SET EXERCISE: Look below and pull out each line with the word "JSON".
— Start of MATERIAL SUPPLIED —
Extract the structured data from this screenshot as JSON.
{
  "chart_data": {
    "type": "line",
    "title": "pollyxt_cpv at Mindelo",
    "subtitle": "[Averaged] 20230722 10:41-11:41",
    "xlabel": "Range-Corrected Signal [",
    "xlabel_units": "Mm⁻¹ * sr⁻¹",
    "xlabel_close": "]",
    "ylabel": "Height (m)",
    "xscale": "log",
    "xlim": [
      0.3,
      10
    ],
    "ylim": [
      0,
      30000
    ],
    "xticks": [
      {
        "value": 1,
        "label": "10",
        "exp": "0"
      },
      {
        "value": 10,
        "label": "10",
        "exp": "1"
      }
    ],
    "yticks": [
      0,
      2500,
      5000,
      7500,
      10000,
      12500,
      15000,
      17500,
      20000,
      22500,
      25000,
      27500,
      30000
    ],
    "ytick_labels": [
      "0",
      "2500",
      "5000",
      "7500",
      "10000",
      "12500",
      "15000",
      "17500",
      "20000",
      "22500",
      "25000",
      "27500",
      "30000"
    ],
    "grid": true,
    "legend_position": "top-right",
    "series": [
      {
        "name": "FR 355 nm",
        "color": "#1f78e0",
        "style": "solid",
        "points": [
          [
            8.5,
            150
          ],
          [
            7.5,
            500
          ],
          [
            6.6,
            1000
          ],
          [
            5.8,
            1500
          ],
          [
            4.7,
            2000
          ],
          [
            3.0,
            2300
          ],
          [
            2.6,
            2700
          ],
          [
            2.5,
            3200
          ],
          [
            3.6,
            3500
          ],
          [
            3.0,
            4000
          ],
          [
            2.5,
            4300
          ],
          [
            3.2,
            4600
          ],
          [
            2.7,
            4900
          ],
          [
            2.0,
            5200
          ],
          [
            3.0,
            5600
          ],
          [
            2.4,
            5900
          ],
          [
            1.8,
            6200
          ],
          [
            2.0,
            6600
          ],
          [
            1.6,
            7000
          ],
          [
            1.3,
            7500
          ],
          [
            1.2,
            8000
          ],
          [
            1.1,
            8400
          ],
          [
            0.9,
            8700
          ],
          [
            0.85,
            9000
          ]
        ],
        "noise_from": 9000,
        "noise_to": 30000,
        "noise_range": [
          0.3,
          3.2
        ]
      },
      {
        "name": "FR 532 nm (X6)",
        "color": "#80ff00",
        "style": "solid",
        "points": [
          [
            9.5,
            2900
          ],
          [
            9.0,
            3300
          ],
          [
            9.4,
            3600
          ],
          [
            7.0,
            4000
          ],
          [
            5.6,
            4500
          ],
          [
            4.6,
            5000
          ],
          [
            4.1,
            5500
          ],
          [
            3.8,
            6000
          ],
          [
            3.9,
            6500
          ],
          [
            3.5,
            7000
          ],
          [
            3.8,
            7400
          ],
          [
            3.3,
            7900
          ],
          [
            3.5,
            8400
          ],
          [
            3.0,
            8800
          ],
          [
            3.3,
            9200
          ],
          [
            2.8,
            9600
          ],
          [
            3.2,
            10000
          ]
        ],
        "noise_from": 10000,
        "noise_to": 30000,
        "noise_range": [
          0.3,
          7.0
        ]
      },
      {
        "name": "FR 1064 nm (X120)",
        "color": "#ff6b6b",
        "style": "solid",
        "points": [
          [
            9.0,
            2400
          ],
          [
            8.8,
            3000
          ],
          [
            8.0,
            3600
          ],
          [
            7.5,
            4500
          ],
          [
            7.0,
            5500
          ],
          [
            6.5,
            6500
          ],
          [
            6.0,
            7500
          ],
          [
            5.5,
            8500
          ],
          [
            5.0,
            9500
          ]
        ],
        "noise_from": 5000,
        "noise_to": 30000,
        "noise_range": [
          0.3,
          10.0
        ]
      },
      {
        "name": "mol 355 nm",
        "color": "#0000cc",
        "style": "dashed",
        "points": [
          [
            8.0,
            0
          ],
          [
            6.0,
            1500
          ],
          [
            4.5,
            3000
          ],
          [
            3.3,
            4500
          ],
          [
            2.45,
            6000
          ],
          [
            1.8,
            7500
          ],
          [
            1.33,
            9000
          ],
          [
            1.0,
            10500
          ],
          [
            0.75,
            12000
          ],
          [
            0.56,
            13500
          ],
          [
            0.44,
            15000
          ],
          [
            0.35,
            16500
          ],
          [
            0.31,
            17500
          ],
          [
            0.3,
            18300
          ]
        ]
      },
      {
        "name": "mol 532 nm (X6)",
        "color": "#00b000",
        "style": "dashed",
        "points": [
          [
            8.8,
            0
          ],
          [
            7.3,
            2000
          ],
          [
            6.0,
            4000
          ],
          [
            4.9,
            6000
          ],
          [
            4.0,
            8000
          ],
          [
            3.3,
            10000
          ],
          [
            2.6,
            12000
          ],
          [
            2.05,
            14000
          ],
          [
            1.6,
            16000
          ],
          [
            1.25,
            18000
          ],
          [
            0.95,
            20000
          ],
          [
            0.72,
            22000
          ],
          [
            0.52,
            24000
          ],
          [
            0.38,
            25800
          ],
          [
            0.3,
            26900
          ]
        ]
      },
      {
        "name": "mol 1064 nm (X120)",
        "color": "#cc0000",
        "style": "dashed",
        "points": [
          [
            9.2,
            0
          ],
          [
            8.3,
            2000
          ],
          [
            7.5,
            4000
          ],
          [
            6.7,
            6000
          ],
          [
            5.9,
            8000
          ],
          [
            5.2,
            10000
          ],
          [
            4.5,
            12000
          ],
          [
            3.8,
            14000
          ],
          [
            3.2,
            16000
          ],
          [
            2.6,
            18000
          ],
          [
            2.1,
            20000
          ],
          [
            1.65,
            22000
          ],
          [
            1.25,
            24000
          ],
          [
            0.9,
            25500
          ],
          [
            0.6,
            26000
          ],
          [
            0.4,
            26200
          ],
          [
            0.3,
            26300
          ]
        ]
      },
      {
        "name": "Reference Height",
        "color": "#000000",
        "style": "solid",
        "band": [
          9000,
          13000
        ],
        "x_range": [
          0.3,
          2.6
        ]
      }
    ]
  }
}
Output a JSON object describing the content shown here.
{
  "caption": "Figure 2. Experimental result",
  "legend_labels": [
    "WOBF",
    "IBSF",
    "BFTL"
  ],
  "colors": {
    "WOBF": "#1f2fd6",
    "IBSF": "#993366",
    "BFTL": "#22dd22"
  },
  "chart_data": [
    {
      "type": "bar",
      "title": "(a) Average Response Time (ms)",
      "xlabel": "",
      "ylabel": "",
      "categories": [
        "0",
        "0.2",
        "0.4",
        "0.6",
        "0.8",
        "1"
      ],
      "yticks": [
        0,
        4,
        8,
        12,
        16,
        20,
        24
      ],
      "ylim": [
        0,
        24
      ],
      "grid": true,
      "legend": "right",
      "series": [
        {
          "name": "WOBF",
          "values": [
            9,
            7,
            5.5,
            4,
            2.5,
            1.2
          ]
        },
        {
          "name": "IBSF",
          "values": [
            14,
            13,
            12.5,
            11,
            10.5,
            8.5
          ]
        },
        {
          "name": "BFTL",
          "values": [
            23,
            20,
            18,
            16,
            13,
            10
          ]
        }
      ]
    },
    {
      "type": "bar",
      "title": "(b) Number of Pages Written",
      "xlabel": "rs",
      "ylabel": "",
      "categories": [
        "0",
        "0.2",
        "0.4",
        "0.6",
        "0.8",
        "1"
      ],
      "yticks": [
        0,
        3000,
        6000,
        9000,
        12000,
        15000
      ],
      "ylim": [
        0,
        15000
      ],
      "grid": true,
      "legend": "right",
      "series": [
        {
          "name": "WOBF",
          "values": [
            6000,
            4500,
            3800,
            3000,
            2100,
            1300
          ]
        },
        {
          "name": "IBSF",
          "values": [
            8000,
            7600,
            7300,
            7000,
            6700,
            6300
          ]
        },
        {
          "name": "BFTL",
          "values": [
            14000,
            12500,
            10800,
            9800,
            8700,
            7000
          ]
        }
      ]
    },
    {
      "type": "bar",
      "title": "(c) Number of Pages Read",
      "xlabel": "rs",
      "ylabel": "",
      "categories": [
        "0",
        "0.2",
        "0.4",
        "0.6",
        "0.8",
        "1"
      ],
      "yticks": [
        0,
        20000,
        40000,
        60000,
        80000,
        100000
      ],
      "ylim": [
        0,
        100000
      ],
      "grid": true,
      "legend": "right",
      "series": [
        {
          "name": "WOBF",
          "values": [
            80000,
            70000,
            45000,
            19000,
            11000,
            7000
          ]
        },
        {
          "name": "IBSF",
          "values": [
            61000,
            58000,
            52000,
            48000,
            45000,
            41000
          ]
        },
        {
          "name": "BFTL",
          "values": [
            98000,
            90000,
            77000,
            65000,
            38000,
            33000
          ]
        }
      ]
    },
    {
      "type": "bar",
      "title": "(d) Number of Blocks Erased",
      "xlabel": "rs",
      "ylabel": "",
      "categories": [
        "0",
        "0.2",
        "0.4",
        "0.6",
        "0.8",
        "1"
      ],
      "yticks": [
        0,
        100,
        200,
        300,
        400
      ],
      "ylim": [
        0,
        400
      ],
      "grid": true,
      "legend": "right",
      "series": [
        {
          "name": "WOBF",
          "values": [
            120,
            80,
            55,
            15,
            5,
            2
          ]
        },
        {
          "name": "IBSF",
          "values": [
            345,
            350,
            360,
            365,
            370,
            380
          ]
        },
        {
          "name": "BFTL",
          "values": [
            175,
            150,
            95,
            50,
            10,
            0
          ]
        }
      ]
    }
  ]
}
— End of MATERIAL SUPPLIED —
RESPONSE FOR THIS EXERCISE:
Extract the structured data from this screenshot as JSON.
Output a JSON object describing the content shown here.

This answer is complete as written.